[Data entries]
Start

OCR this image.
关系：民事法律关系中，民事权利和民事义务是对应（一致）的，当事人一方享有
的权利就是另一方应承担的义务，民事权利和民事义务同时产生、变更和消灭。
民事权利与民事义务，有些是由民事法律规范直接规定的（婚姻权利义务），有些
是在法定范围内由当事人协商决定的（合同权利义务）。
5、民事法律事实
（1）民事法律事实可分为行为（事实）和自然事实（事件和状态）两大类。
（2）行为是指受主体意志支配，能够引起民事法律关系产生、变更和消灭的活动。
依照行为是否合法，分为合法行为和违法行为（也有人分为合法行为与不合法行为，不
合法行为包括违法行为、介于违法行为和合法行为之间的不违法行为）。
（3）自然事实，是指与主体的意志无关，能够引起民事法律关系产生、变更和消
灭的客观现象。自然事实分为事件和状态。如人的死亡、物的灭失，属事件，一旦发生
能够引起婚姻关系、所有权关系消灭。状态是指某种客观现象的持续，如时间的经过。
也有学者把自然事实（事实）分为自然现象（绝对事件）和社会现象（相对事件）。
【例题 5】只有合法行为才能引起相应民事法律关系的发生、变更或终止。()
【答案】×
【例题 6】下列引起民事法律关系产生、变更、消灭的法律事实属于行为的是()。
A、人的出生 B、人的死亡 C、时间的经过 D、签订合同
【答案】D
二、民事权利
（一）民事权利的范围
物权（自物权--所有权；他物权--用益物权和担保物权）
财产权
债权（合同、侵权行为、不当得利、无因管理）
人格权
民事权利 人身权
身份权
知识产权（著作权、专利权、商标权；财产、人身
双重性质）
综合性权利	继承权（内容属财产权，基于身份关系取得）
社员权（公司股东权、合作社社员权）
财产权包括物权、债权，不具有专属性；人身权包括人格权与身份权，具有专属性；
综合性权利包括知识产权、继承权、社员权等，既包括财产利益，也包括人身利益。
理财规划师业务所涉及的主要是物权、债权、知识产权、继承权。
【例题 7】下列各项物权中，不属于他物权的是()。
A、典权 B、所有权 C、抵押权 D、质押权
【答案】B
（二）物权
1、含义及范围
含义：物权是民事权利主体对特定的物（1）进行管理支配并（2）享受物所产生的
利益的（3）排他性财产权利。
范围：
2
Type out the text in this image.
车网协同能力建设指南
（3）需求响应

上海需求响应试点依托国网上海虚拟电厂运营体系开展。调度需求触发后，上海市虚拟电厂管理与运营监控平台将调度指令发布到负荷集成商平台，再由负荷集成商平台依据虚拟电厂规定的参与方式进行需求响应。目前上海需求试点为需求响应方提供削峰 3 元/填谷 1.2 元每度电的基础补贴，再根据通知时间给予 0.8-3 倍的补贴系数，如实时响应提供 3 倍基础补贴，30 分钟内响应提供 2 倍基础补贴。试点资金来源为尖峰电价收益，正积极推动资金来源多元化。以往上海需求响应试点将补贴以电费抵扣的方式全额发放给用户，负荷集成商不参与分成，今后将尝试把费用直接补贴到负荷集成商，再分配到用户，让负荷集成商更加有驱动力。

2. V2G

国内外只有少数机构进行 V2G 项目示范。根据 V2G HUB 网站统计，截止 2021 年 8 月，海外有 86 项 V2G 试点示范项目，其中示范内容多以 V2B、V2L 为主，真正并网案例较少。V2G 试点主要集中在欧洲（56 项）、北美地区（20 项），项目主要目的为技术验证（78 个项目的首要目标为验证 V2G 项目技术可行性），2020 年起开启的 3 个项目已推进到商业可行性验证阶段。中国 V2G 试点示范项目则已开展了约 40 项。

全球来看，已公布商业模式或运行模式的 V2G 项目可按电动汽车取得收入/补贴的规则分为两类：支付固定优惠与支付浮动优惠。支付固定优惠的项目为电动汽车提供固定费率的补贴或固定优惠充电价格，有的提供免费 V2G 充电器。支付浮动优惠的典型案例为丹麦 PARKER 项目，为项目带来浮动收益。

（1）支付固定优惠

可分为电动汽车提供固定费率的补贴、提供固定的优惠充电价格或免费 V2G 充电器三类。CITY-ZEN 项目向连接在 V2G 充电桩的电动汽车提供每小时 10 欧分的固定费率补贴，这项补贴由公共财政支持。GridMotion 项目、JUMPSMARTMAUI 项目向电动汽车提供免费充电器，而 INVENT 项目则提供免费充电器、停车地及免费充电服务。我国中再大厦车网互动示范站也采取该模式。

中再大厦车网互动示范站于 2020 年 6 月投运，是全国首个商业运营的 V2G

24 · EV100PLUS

End

▶ **TASK GOAL**: Show all lines above holding "能够引起民事法律关系产生".

▶ **REPLY TO THE TASK**:
（2）行为是指受主体意志支配，能够引起民事法律关系产生、变更和消灭的活动。
（3）自然事实，是指与主体的意志无关，能够引起民事法律关系产生、变更和消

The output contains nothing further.